**What the task asks:** Repeat the line that contains "Parse this screenshot: output" and all lines after it through the end, exactly as they are, minus the pictures.

[Part of a data file]
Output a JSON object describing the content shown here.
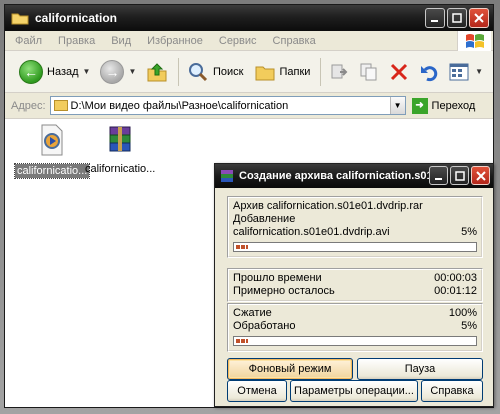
{
  "explorer": {
    "title": "californication",
    "menu": [
      "Файл",
      "Правка",
      "Вид",
      "Избранное",
      "Сервис",
      "Справка"
    ],
    "toolbar": {
      "back_label": "Назад",
      "search_label": "Поиск",
      "folders_label": "Папки"
    },
    "address": {
      "label": "Адрес:",
      "value": "D:\\Мои видео файлы\\Разное\\californication",
      "go_label": "Переход"
    },
    "files": [
      {
        "name": "californicatio...",
        "icon": "media-file-icon",
        "selected": true
      },
      {
        "name": "californicatio...",
        "icon": "winrar-archive-icon",
        "selected": false
      }
    ]
  },
  "dialog": {
    "title": "Создание архива californication.s01...",
    "archive_line": "Архив californication.s01e01.dvdrip.rar",
    "action_line": "Добавление",
    "current_file": "californication.s01e01.dvdrip.avi",
    "file_percent": "5%",
    "file_progress": 0.05,
    "elapsed_label": "Прошло времени",
    "elapsed_value": "00:00:03",
    "remaining_label": "Примерно осталось",
    "remaining_value": "00:01:12",
    "ratio_label": "Сжатие",
    "ratio_value": "100%",
    "processed_label": "Обработано",
    "processed_value": "5%",
    "total_progress": 0.05,
    "buttons": {
      "background": "Фоновый режим",
      "pause": "Пауза",
      "cancel": "Отмена",
      "options": "Параметры операции...",
      "help": "Справка"
    }
  }
}
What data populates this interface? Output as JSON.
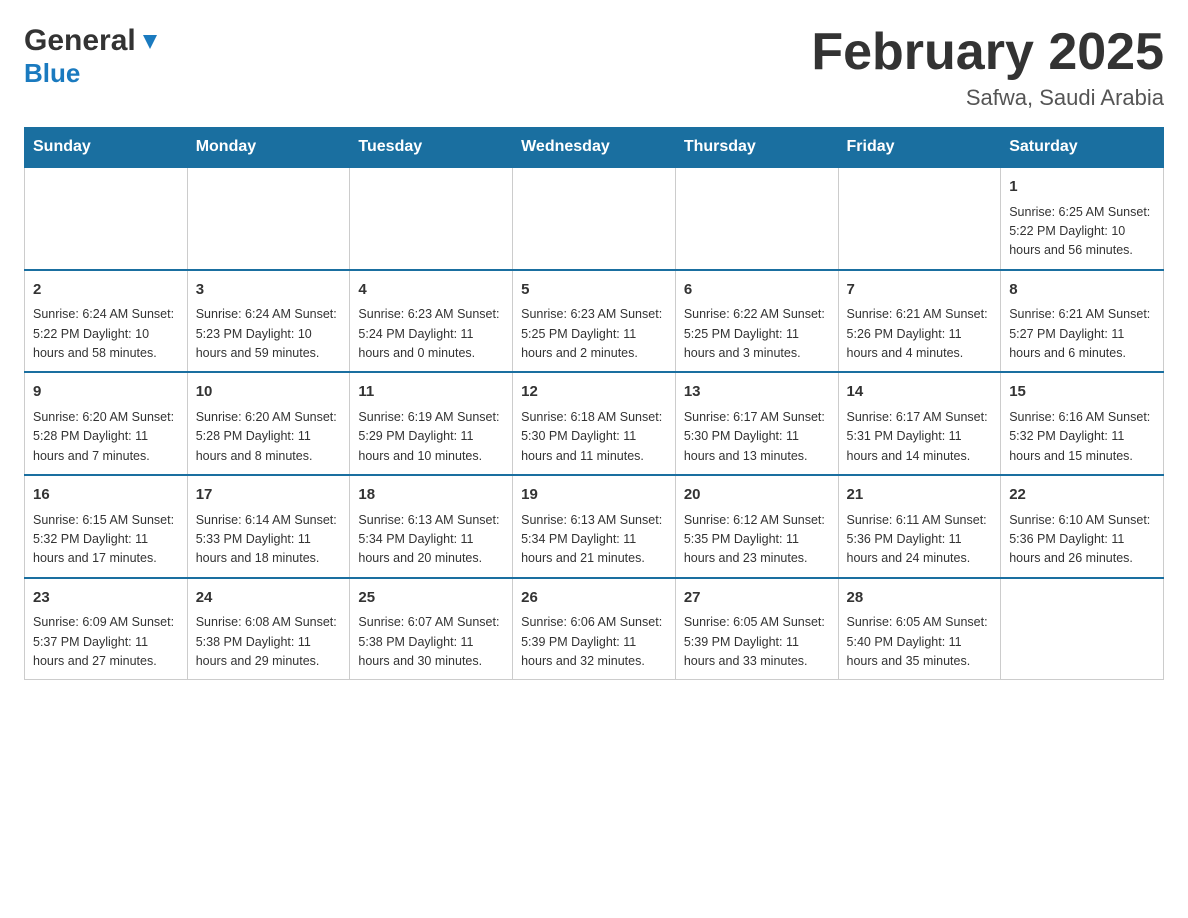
{
  "header": {
    "title": "February 2025",
    "location": "Safwa, Saudi Arabia"
  },
  "logo": {
    "general": "General",
    "blue": "Blue"
  },
  "days": [
    "Sunday",
    "Monday",
    "Tuesday",
    "Wednesday",
    "Thursday",
    "Friday",
    "Saturday"
  ],
  "weeks": [
    {
      "cells": [
        {
          "day": "",
          "info": ""
        },
        {
          "day": "",
          "info": ""
        },
        {
          "day": "",
          "info": ""
        },
        {
          "day": "",
          "info": ""
        },
        {
          "day": "",
          "info": ""
        },
        {
          "day": "",
          "info": ""
        },
        {
          "day": "1",
          "info": "Sunrise: 6:25 AM\nSunset: 5:22 PM\nDaylight: 10 hours\nand 56 minutes."
        }
      ]
    },
    {
      "cells": [
        {
          "day": "2",
          "info": "Sunrise: 6:24 AM\nSunset: 5:22 PM\nDaylight: 10 hours\nand 58 minutes."
        },
        {
          "day": "3",
          "info": "Sunrise: 6:24 AM\nSunset: 5:23 PM\nDaylight: 10 hours\nand 59 minutes."
        },
        {
          "day": "4",
          "info": "Sunrise: 6:23 AM\nSunset: 5:24 PM\nDaylight: 11 hours\nand 0 minutes."
        },
        {
          "day": "5",
          "info": "Sunrise: 6:23 AM\nSunset: 5:25 PM\nDaylight: 11 hours\nand 2 minutes."
        },
        {
          "day": "6",
          "info": "Sunrise: 6:22 AM\nSunset: 5:25 PM\nDaylight: 11 hours\nand 3 minutes."
        },
        {
          "day": "7",
          "info": "Sunrise: 6:21 AM\nSunset: 5:26 PM\nDaylight: 11 hours\nand 4 minutes."
        },
        {
          "day": "8",
          "info": "Sunrise: 6:21 AM\nSunset: 5:27 PM\nDaylight: 11 hours\nand 6 minutes."
        }
      ]
    },
    {
      "cells": [
        {
          "day": "9",
          "info": "Sunrise: 6:20 AM\nSunset: 5:28 PM\nDaylight: 11 hours\nand 7 minutes."
        },
        {
          "day": "10",
          "info": "Sunrise: 6:20 AM\nSunset: 5:28 PM\nDaylight: 11 hours\nand 8 minutes."
        },
        {
          "day": "11",
          "info": "Sunrise: 6:19 AM\nSunset: 5:29 PM\nDaylight: 11 hours\nand 10 minutes."
        },
        {
          "day": "12",
          "info": "Sunrise: 6:18 AM\nSunset: 5:30 PM\nDaylight: 11 hours\nand 11 minutes."
        },
        {
          "day": "13",
          "info": "Sunrise: 6:17 AM\nSunset: 5:30 PM\nDaylight: 11 hours\nand 13 minutes."
        },
        {
          "day": "14",
          "info": "Sunrise: 6:17 AM\nSunset: 5:31 PM\nDaylight: 11 hours\nand 14 minutes."
        },
        {
          "day": "15",
          "info": "Sunrise: 6:16 AM\nSunset: 5:32 PM\nDaylight: 11 hours\nand 15 minutes."
        }
      ]
    },
    {
      "cells": [
        {
          "day": "16",
          "info": "Sunrise: 6:15 AM\nSunset: 5:32 PM\nDaylight: 11 hours\nand 17 minutes."
        },
        {
          "day": "17",
          "info": "Sunrise: 6:14 AM\nSunset: 5:33 PM\nDaylight: 11 hours\nand 18 minutes."
        },
        {
          "day": "18",
          "info": "Sunrise: 6:13 AM\nSunset: 5:34 PM\nDaylight: 11 hours\nand 20 minutes."
        },
        {
          "day": "19",
          "info": "Sunrise: 6:13 AM\nSunset: 5:34 PM\nDaylight: 11 hours\nand 21 minutes."
        },
        {
          "day": "20",
          "info": "Sunrise: 6:12 AM\nSunset: 5:35 PM\nDaylight: 11 hours\nand 23 minutes."
        },
        {
          "day": "21",
          "info": "Sunrise: 6:11 AM\nSunset: 5:36 PM\nDaylight: 11 hours\nand 24 minutes."
        },
        {
          "day": "22",
          "info": "Sunrise: 6:10 AM\nSunset: 5:36 PM\nDaylight: 11 hours\nand 26 minutes."
        }
      ]
    },
    {
      "cells": [
        {
          "day": "23",
          "info": "Sunrise: 6:09 AM\nSunset: 5:37 PM\nDaylight: 11 hours\nand 27 minutes."
        },
        {
          "day": "24",
          "info": "Sunrise: 6:08 AM\nSunset: 5:38 PM\nDaylight: 11 hours\nand 29 minutes."
        },
        {
          "day": "25",
          "info": "Sunrise: 6:07 AM\nSunset: 5:38 PM\nDaylight: 11 hours\nand 30 minutes."
        },
        {
          "day": "26",
          "info": "Sunrise: 6:06 AM\nSunset: 5:39 PM\nDaylight: 11 hours\nand 32 minutes."
        },
        {
          "day": "27",
          "info": "Sunrise: 6:05 AM\nSunset: 5:39 PM\nDaylight: 11 hours\nand 33 minutes."
        },
        {
          "day": "28",
          "info": "Sunrise: 6:05 AM\nSunset: 5:40 PM\nDaylight: 11 hours\nand 35 minutes."
        },
        {
          "day": "",
          "info": ""
        }
      ]
    }
  ]
}
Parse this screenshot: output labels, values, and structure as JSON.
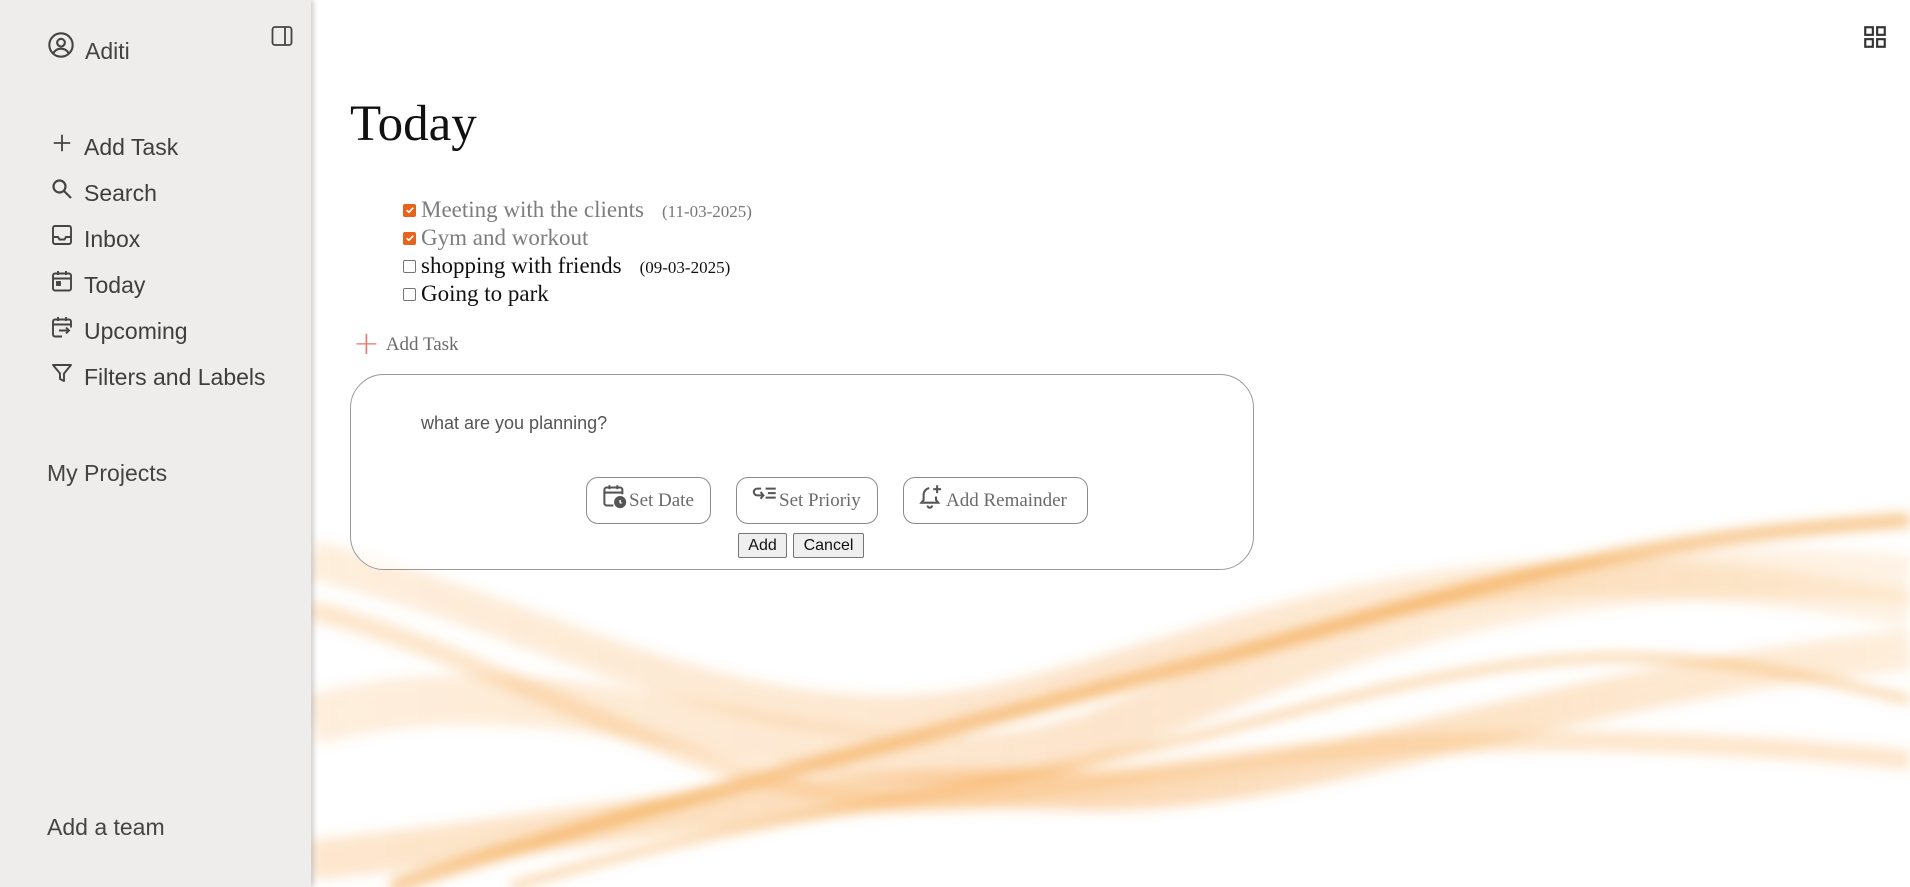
{
  "sidebar": {
    "user_name": "Aditi",
    "items": [
      {
        "label": "Add Task",
        "icon": "plus-icon"
      },
      {
        "label": "Search",
        "icon": "search-icon"
      },
      {
        "label": "Inbox",
        "icon": "inbox-icon"
      },
      {
        "label": "Today",
        "icon": "calendar-icon"
      },
      {
        "label": "Upcoming",
        "icon": "calendar-upcoming-icon"
      },
      {
        "label": "Filters and Labels",
        "icon": "filter-icon"
      }
    ],
    "my_projects": "My Projects",
    "add_team": "Add a team"
  },
  "main": {
    "title": "Today",
    "tasks": [
      {
        "label": "Meeting with the clients",
        "date": "(11-03-2025)",
        "checked": true
      },
      {
        "label": "Gym and workout",
        "date": "",
        "checked": true
      },
      {
        "label": "shopping with friends",
        "date": "(09-03-2025)",
        "checked": false
      },
      {
        "label": "Going to park",
        "date": "",
        "checked": false
      }
    ],
    "add_task_label": "Add Task",
    "form": {
      "placeholder": "what are you planning?",
      "set_date": "Set Date",
      "set_priority": "Set Prioriy",
      "add_reminder": "Add Remainder",
      "add": "Add",
      "cancel": "Cancel"
    }
  },
  "colors": {
    "accent": "#e8621a",
    "sidebar_bg": "#eeedeb",
    "plus": "#e8776a"
  }
}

**Full output:**
Parse this screenshot: output labels, values, and structure as JSON.
{
  "sidebar": {
    "user_name": "Aditi",
    "items": [
      {
        "label": "Add Task",
        "icon": "plus-icon"
      },
      {
        "label": "Search",
        "icon": "search-icon"
      },
      {
        "label": "Inbox",
        "icon": "inbox-icon"
      },
      {
        "label": "Today",
        "icon": "calendar-icon"
      },
      {
        "label": "Upcoming",
        "icon": "calendar-upcoming-icon"
      },
      {
        "label": "Filters and Labels",
        "icon": "filter-icon"
      }
    ],
    "my_projects": "My Projects",
    "add_team": "Add a team"
  },
  "main": {
    "title": "Today",
    "tasks": [
      {
        "label": "Meeting with the clients",
        "date": "(11-03-2025)",
        "checked": true
      },
      {
        "label": "Gym and workout",
        "date": "",
        "checked": true
      },
      {
        "label": "shopping with friends",
        "date": "(09-03-2025)",
        "checked": false
      },
      {
        "label": "Going to park",
        "date": "",
        "checked": false
      }
    ],
    "add_task_label": "Add Task",
    "form": {
      "placeholder": "what are you planning?",
      "set_date": "Set Date",
      "set_priority": "Set Prioriy",
      "add_reminder": "Add Remainder",
      "add": "Add",
      "cancel": "Cancel"
    }
  },
  "colors": {
    "accent": "#e8621a",
    "sidebar_bg": "#eeedeb",
    "plus": "#e8776a"
  }
}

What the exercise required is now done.